* [DIRECTIVE]: Copy each line of the listing below exactly.

• • •

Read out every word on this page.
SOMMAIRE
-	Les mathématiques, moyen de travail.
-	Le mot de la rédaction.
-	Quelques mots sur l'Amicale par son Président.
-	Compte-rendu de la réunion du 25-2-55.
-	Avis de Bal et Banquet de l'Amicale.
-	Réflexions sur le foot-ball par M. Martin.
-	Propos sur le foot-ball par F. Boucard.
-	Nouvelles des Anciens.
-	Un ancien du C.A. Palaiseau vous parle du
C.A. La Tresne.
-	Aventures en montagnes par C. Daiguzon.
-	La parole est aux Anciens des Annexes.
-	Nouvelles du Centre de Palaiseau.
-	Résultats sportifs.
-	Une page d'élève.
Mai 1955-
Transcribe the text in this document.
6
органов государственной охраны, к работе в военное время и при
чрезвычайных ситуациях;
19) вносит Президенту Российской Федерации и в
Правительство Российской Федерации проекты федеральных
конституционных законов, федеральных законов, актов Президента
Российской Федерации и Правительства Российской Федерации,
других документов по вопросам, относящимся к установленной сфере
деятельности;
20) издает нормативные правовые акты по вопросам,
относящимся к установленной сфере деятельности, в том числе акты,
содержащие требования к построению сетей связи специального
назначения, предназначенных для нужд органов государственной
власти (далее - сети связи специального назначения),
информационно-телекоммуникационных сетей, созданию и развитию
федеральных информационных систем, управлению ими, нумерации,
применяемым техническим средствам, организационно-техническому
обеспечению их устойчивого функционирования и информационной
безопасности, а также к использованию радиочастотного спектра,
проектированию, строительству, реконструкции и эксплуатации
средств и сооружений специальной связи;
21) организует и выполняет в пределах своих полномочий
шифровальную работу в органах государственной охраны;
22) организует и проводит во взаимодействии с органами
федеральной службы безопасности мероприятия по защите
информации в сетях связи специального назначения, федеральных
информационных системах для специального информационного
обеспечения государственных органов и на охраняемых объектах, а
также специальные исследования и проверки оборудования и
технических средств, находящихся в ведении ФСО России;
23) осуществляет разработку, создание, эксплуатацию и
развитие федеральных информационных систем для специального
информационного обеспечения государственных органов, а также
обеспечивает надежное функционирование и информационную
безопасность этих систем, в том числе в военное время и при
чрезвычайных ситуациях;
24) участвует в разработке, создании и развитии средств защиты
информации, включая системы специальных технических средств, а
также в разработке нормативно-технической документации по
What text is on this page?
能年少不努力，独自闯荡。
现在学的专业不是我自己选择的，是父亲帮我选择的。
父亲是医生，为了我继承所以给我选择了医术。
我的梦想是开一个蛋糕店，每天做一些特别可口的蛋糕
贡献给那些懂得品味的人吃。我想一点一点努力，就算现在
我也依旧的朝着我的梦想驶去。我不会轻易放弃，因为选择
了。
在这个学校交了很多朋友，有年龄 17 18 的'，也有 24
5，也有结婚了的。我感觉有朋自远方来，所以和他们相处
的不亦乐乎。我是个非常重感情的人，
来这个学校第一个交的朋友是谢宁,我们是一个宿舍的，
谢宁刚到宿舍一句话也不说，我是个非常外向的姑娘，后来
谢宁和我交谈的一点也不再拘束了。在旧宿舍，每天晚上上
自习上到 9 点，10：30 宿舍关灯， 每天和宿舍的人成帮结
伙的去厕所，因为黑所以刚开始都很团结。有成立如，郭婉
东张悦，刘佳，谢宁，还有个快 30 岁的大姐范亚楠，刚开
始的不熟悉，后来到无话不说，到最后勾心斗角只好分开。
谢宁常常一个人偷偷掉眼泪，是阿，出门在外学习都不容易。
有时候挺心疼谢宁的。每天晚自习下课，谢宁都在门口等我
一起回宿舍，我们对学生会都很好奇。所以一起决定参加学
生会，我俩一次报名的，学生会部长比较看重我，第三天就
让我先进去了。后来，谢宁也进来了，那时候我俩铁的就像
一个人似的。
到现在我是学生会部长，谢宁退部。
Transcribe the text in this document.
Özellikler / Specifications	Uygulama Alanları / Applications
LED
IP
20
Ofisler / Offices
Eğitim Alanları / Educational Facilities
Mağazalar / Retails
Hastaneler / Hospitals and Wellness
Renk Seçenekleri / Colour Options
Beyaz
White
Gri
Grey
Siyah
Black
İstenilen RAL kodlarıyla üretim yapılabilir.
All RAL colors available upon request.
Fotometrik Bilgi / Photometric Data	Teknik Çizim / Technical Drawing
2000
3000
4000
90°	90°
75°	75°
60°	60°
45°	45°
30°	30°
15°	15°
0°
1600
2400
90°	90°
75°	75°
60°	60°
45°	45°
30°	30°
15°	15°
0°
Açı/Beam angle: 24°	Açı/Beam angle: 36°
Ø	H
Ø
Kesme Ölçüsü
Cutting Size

• • •

* [ANSWER TO THIS EXERCISE]:
Read out every word on this page.
SOMMAIRE
-	Les mathématiques, moyen de travail.
-	Le mot de la rédaction.
-	Quelques mots sur l'Amicale par son Président.
-	Compte-rendu de la réunion du 25-2-55.
-	Avis de Bal et Banquet de l'Amicale.
-	Réflexions sur le foot-ball par M. Martin.
-	Propos sur le foot-ball par F. Boucard.
-	Nouvelles des Anciens.
-	Un ancien du C.A. Palaiseau vous parle du
C.A. La Tresne.
-	Aventures en montagnes par C. Daiguzon.
-	La parole est aux Anciens des Annexes.
-	Nouvelles du Centre de Palaiseau.
-	Résultats sportifs.
-	Une page d'élève.
Mai 1955-
Transcribe the text in this document.
6
органов государственной охраны, к работе в военное время и при
чрезвычайных ситуациях;
19) вносит Президенту Российской Федерации и в
Правительство Российской Федерации проекты федеральных
конституционных законов, федеральных законов, актов Президента
Российской Федерации и Правительства Российской Федерации,
других документов по вопросам, относящимся к установленной сфере
деятельности;
20) издает нормативные правовые акты по вопросам,
относящимся к установленной сфере деятельности, в том числе акты,
содержащие требования к построению сетей связи специального
назначения, предназначенных для нужд органов государственной
власти (далее - сети связи специального назначения),
информационно-телекоммуникационных сетей, созданию и развитию
федеральных информационных систем, управлению ими, нумерации,
применяемым техническим средствам, организационно-техническому
обеспечению их устойчивого функционирования и информационной
безопасности, а также к использованию радиочастотного спектра,
проектированию, строительству, реконструкции и эксплуатации
средств и сооружений специальной связи;
21) организует и выполняет в пределах своих полномочий
шифровальную работу в органах государственной охраны;
22) организует и проводит во взаимодействии с органами
федеральной службы безопасности мероприятия по защите
информации в сетях связи специального назначения, федеральных
информационных системах для специального информационного
обеспечения государственных органов и на охраняемых объектах, а
также специальные исследования и проверки оборудования и
технических средств, находящихся в ведении ФСО России;
23) осуществляет разработку, создание, эксплуатацию и
развитие федеральных информационных систем для специального
информационного обеспечения государственных органов, а также
обеспечивает надежное функционирование и информационную
безопасность этих систем, в том числе в военное время и при
чрезвычайных ситуациях;
24) участвует в разработке, создании и развитии средств защиты
информации, включая системы специальных технических средств, а
также в разработке нормативно-технической документации по
What text is on this page?
能年少不努力，独自闯荡。
现在学的专业不是我自己选择的，是父亲帮我选择的。
父亲是医生，为了我继承所以给我选择了医术。
我的梦想是开一个蛋糕店，每天做一些特别可口的蛋糕
贡献给那些懂得品味的人吃。我想一点一点努力，就算现在
我也依旧的朝着我的梦想驶去。我不会轻易放弃，因为选择
了。
在这个学校交了很多朋友，有年龄 17 18 的'，也有 24
5，也有结婚了的。我感觉有朋自远方来，所以和他们相处
的不亦乐乎。我是个非常重感情的人，
来这个学校第一个交的朋友是谢宁,我们是一个宿舍的，
谢宁刚到宿舍一句话也不说，我是个非常外向的姑娘，后来
谢宁和我交谈的一点也不再拘束了。在旧宿舍，每天晚上上
自习上到 9 点，10：30 宿舍关灯， 每天和宿舍的人成帮结
伙的去厕所，因为黑所以刚开始都很团结。有成立如，郭婉
东张悦，刘佳，谢宁，还有个快 30 岁的大姐范亚楠，刚开
始的不熟悉，后来到无话不说，到最后勾心斗角只好分开。
谢宁常常一个人偷偷掉眼泪，是阿，出门在外学习都不容易。
有时候挺心疼谢宁的。每天晚自习下课，谢宁都在门口等我
一起回宿舍，我们对学生会都很好奇。所以一起决定参加学
生会，我俩一次报名的，学生会部长比较看重我，第三天就
让我先进去了。后来，谢宁也进来了，那时候我俩铁的就像
一个人似的。
到现在我是学生会部长，谢宁退部。
Transcribe the text in this document.
Özellikler / Specifications	Uygulama Alanları / Applications
LED
IP
20
Ofisler / Offices
Eğitim Alanları / Educational Facilities
Mağazalar / Retails
Hastaneler / Hospitals and Wellness
Renk Seçenekleri / Colour Options
Beyaz
White
Gri
Grey
Siyah
Black
İstenilen RAL kodlarıyla üretim yapılabilir.
All RAL colors available upon request.
Fotometrik Bilgi / Photometric Data	Teknik Çizim / Technical Drawing
2000
3000
4000
90°	90°
75°	75°
60°	60°
45°	45°
30°	30°
15°	15°
0°
1600
2400
90°	90°
75°	75°
60°	60°
45°	45°
30°	30°
15°	15°
0°
Açı/Beam angle: 24°	Açı/Beam angle: 36°
Ø	H
Ø
Kesme Ölçüsü
Cutting Size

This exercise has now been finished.